__List of tasks__.
A – Say whether each statement agrees with the Funatogawa article, answering yes or no and quoting the deciding words of the article: (i) Funatogawa is 1.78 m tall. (ii) Funatogawa was born in Tokyo. (iii) Funatogawa won four times on the Japan Golf Tour.
B – Please continue the Funatogawa article from the point where it stops.

__Reading text__.
Personal information
- Born: 15 April 1955 (age 70) Saitama Prefecture, Japan
- Height: 1.78 m (5 ft 10 in)
- Weight: 72 kg (159 lb; 11.3 st)
- Sporting nationality: Japan

Career
- Status: Professional
- Former tour: Japan Golf Tour
- Professional wins: 4

Number of wins by tour
- Japan Golf Tour: 4

Best results in major championships
- Masters Tournament: DNP
- PGA Championship: DNP
- U.S. Open: DNP
- The Open Championship: CUT: 1980

= Yasuhiro Funatogawa =

Japanese golfer (born 1955)

Yasuhiro Funatogawa (born 15 April 1955) is a Japanese professional golfer.

== Career ==
Funatogawa played on the Japan Golf Tour, winning four times.

==Professional wins (4)==
===PGA of Japan Tour wins (4)===

| No. | Date | Tournament | Winning score | Margin of victory | Runner(s)-up |
|---|---|---|---|---|---|
| 1 | 24 Aug 1980 | Nihon Kokudo Keikaku Summers | +1 (68-70-68=206) | Playoff | TWN Hsieh Min-Nan |
| 2 | 13 Jun 1982 | Sapporo Tokyu Open | −12 (68-69-67-72=276) | 7 strokes | JPN Kazuhiko Kato |
| 3 | 20 May 1984 | Pepsi Ube Open | −16 (68-68-70-66=272) | 2 strokes | JPN Kikuo Arai, JPN Naomichi Ozaki |
| 4 | 16 Nov 1986 | Visa Taiheiyo Club Masters | −14 (67-68-70-69=274) | 2 strokes | USA Larry Nelson |

PGA of Japan Tour playoff record (1–1)

Stored records

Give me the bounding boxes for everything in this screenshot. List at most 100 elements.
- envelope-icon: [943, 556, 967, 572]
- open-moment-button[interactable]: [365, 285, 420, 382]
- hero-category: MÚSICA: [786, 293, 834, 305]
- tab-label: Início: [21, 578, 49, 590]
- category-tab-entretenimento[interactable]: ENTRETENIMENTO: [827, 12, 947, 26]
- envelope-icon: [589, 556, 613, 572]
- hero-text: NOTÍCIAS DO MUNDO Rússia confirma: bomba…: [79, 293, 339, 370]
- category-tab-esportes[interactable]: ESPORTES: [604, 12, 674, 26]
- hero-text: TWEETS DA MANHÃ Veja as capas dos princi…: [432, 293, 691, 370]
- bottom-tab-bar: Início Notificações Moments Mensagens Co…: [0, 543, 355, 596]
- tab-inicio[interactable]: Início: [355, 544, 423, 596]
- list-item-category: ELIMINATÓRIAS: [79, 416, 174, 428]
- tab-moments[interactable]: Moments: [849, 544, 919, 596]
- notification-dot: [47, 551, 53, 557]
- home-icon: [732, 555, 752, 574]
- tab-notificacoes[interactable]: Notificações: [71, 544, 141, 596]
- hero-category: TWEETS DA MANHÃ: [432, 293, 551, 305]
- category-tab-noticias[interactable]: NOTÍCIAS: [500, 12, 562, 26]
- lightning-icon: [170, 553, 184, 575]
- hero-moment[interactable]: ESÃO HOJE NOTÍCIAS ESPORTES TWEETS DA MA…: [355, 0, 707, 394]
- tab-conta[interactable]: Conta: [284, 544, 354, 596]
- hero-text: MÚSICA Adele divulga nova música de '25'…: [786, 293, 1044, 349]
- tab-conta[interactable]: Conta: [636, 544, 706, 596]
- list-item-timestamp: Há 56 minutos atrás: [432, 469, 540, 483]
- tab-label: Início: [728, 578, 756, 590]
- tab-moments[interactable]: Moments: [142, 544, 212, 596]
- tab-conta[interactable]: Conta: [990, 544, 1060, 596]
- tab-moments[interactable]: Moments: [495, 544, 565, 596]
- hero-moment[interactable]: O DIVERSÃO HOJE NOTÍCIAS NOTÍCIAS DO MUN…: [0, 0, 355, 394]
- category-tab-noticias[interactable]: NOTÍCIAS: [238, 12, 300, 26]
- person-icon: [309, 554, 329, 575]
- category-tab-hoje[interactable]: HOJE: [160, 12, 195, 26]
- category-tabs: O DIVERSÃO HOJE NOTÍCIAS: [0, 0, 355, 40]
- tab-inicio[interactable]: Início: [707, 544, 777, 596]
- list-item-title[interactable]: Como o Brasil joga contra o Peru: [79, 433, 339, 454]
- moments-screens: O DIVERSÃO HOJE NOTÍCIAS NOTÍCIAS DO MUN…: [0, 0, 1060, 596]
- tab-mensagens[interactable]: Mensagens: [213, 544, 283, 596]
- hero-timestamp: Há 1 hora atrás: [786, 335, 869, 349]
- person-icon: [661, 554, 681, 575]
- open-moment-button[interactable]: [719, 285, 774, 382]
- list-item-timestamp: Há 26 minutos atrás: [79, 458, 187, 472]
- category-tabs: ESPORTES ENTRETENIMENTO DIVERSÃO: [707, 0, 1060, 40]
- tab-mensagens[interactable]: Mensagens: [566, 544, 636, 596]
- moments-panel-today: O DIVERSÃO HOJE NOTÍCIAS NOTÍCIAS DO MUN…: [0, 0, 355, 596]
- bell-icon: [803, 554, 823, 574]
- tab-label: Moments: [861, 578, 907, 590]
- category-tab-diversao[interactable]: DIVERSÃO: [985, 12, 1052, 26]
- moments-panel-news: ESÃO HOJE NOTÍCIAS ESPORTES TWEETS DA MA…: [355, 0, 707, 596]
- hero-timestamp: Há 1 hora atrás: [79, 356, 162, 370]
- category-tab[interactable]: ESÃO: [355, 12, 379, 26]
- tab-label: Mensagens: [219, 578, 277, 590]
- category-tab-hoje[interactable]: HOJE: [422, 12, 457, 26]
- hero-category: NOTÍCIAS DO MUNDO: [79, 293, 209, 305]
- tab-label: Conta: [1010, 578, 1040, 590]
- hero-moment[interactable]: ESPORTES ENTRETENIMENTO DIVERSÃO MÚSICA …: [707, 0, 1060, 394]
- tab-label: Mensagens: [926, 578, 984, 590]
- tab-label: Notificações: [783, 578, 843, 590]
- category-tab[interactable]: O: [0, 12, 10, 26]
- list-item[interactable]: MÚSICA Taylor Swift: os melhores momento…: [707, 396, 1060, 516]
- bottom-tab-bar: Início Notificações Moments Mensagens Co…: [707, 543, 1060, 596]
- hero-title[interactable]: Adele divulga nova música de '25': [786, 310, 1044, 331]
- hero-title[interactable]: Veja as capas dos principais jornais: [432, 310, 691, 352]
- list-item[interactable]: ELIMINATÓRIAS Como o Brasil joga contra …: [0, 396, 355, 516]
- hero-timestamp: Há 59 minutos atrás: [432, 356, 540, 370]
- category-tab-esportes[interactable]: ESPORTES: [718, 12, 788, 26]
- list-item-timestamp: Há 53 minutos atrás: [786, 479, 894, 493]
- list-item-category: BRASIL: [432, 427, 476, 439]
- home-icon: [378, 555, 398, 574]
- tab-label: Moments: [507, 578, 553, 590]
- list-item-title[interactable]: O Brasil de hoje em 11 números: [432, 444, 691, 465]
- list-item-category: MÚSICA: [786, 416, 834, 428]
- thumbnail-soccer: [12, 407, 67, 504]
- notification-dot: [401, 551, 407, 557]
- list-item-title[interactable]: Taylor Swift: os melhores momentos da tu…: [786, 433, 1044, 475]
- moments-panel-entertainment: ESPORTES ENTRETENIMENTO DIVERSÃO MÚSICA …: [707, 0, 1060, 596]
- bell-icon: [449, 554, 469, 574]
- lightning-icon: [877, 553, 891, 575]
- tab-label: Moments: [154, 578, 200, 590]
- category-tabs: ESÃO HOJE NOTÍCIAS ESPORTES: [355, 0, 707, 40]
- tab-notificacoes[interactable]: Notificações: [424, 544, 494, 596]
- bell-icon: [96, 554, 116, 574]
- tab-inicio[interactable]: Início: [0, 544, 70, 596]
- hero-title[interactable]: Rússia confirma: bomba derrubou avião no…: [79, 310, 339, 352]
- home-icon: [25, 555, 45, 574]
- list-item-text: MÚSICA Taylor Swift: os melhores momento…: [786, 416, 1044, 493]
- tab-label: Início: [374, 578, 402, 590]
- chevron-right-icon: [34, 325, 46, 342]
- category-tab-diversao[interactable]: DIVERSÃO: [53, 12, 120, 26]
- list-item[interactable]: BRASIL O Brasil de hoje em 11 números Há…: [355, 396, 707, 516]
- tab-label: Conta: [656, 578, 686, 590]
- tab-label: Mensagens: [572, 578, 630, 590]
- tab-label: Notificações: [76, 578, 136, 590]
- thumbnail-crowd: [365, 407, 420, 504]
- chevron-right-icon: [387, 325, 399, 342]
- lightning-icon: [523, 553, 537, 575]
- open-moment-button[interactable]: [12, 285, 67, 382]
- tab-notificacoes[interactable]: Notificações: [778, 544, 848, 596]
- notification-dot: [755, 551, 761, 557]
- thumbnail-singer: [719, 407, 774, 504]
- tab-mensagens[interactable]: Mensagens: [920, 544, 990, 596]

__Responses to the tasks__.
A –
(i) Yes: "Height: 1.78 m (5 ft 10 in)"
(ii) No: "Born: 15 April 1955 (age 70) Saitama Prefecture, Japan"
(iii) Yes: "Funatogawa played on the Japan Golf Tour, winning four times."

B –
| No. | Year | Tournament | Opponent | Result |
|---|---|---|---|---|
| 1 | 1979 | Gene Sarazen Jun Classic | TWN Kuo Chie-Hsiung | Lost to birdie on fifth extra hole |
| 2 | 1980 | Nihon Kokudo Keikaku Summers | TWN Hsieh Min-Nan | Won with par on first extra hole |

==Results in major championships==

| Tournament | 1980 |
|---|---|
| The Open Championship | CUT |

CUT = missed the half-way cut

Note: Funatogawa only played in The Open Championship.